> **Dataset excerpt**
* * * * * * * * *
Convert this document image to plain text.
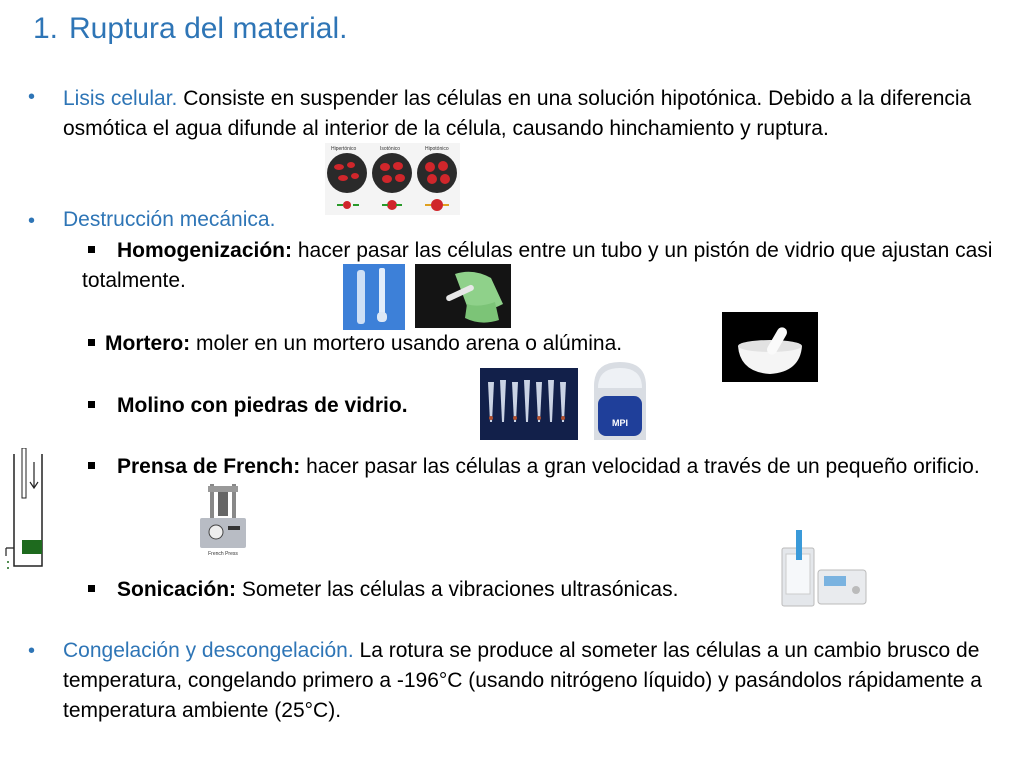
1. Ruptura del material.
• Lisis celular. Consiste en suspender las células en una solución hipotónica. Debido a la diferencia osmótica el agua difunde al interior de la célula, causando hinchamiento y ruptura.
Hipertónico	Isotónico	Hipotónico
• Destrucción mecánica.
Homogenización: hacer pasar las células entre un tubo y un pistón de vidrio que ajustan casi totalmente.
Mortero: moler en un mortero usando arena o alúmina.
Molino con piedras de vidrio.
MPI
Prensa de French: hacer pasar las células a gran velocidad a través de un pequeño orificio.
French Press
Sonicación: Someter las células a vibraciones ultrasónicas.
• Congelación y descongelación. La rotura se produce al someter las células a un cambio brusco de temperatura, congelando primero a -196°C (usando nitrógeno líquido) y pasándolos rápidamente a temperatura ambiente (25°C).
* * * * * * * * *
> **What you need to do**
Reproduce the data above in full, exactly as it is, with the pictures left out.

> **Solution**
Convert this document image to plain text.
1. Ruptura del material.
• Lisis celular. Consiste en suspender las células en una solución hipotónica. Debido a la diferencia osmótica el agua difunde al interior de la célula, causando hinchamiento y ruptura.
Hipertónico	Isotónico	Hipotónico
• Destrucción mecánica.
Homogenización: hacer pasar las células entre un tubo y un pistón de vidrio que ajustan casi totalmente.
Mortero: moler en un mortero usando arena o alúmina.
Molino con piedras de vidrio.
MPI
Prensa de French: hacer pasar las células a gran velocidad a través de un pequeño orificio.
French Press
Sonicación: Someter las células a vibraciones ultrasónicas.
• Congelación y descongelación. La rotura se produce al someter las células a un cambio brusco de temperatura, congelando primero a -196°C (usando nitrógeno líquido) y pasándolos rápidamente a temperatura ambiente (25°C).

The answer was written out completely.